In the copy, keep every record exact and leave out all images.
═════ DATA SUPPLIED
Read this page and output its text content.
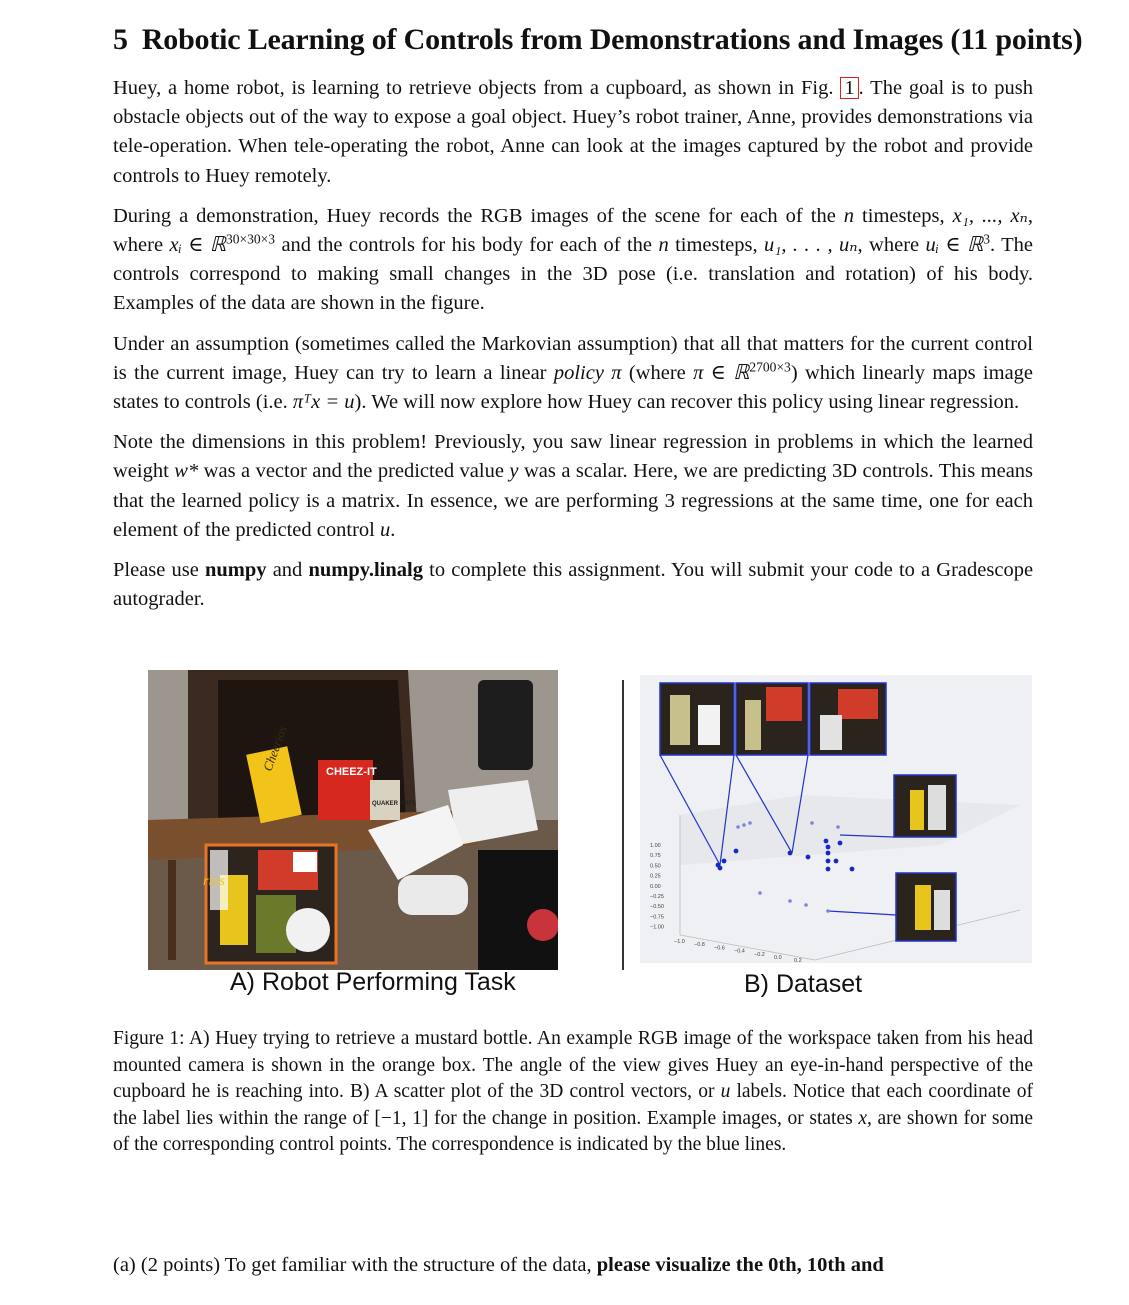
5 Robotic Learning of Controls from Demonstrations and Images (11 points)

Huey, a home robot, is learning to retrieve objects from a cupboard, as shown in Fig. 1 . The goal is to push obstacle objects out of the way to expose a goal object. Huey’s robot trainer, Anne, provides demonstrations via tele-operation. When tele-operating the robot, Anne can look at the images captured by the robot and provide controls to Huey remotely.

During a demonstration, Huey records the RGB images of the scene for each of the n timesteps, x₁, ..., xₙ, where xᵢ ∈ ℝ$^{30\times 30\times 3}$ and the controls for his body for each of the n timesteps, u₁, . . . , uₙ, where uᵢ ∈ ℝ$^3$. The controls correspond to making small changes in the 3D pose (i.e. translation and rotation) of his body. Examples of the data are shown in the figure.

Under an assumption (sometimes called the Markovian assumption) that all that matters for the current control is the current image, Huey can try to learn a linear policy π (where π ∈ ℝ$^{2700\times 3}$) which linearly maps image states to controls (i.e. πᵀx = u). We will now explore how Huey can recover this policy using linear regression.

Note the dimensions in this problem! Previously, you saw linear regression in problems in which the learned weight w* was a vector and the predicted value y was a scalar. Here, we are predicting 3D controls. This means that the learned policy is a matrix. In essence, we are performing 3 regressions at the same time, one for each element of the predicted control u.

Please use numpy and numpy.linalg to complete this assignment. You will submit your code to a Gradescope autograder.

Cheerios	CHEEZ-IT
QUAKER OATS
rios
1.00
0.75
0.50
0.25
0.00
−0.25
−0.50
−0.75
−1.00
−1.0
−0.8
−0.6
−0.4
−0.2
0.0
0.2
A) Robot Performing Task	B) Dataset
Figure 1: A) Huey trying to retrieve a mustard bottle. An example RGB image of the workspace taken from his head mounted camera is shown in the orange box. The angle of the view gives Huey an eye-in-hand perspective of the cupboard he is reaching into. B) A scatter plot of the 3D control vectors, or u labels. Notice that each coordinate of the label lies within the range of [−1, 1] for the change in position. Example images, or states x, are shown for some of the corresponding control points. The correspondence is indicated by the blue lines.
(a) (2 points) To get familiar with the structure of the data, please visualize the 0th, 10th and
══════════
### SOLUTION TO THIS TASK
Read this page and output its text content.
5 Robotic Learning of Controls from Demonstrations and Images (11 points)

Huey, a home robot, is learning to retrieve objects from a cupboard, as shown in Fig. 1 . The goal is to push obstacle objects out of the way to expose a goal object. Huey’s robot trainer, Anne, provides demonstrations via tele-operation. When tele-operating the robot, Anne can look at the images captured by the robot and provide controls to Huey remotely.

During a demonstration, Huey records the RGB images of the scene for each of the n timesteps, x₁, ..., xₙ, where xᵢ ∈ ℝ$^{30\times 30\times 3}$ and the controls for his body for each of the n timesteps, u₁, . . . , uₙ, where uᵢ ∈ ℝ$^3$. The controls correspond to making small changes in the 3D pose (i.e. translation and rotation) of his body. Examples of the data are shown in the figure.

Under an assumption (sometimes called the Markovian assumption) that all that matters for the current control is the current image, Huey can try to learn a linear policy π (where π ∈ ℝ$^{2700\times 3}$) which linearly maps image states to controls (i.e. πᵀx = u). We will now explore how Huey can recover this policy using linear regression.

Note the dimensions in this problem! Previously, you saw linear regression in problems in which the learned weight w* was a vector and the predicted value y was a scalar. Here, we are predicting 3D controls. This means that the learned policy is a matrix. In essence, we are performing 3 regressions at the same time, one for each element of the predicted control u.

Please use numpy and numpy.linalg to complete this assignment. You will submit your code to a Gradescope autograder.

Cheerios	CHEEZ-IT
QUAKER OATS
rios
1.00
0.75
0.50
0.25
0.00
−0.25
−0.50
−0.75
−1.00
−1.0
−0.8
−0.6
−0.4
−0.2
0.0
0.2
A) Robot Performing Task	B) Dataset
Figure 1: A) Huey trying to retrieve a mustard bottle. An example RGB image of the workspace taken from his head mounted camera is shown in the orange box. The angle of the view gives Huey an eye-in-hand perspective of the cupboard he is reaching into. B) A scatter plot of the 3D control vectors, or u labels. Notice that each coordinate of the label lies within the range of [−1, 1] for the change in position. Example images, or states x, are shown for some of the corresponding control points. The correspondence is indicated by the blue lines.
(a) (2 points) To get familiar with the structure of the data, please visualize the 0th, 10th and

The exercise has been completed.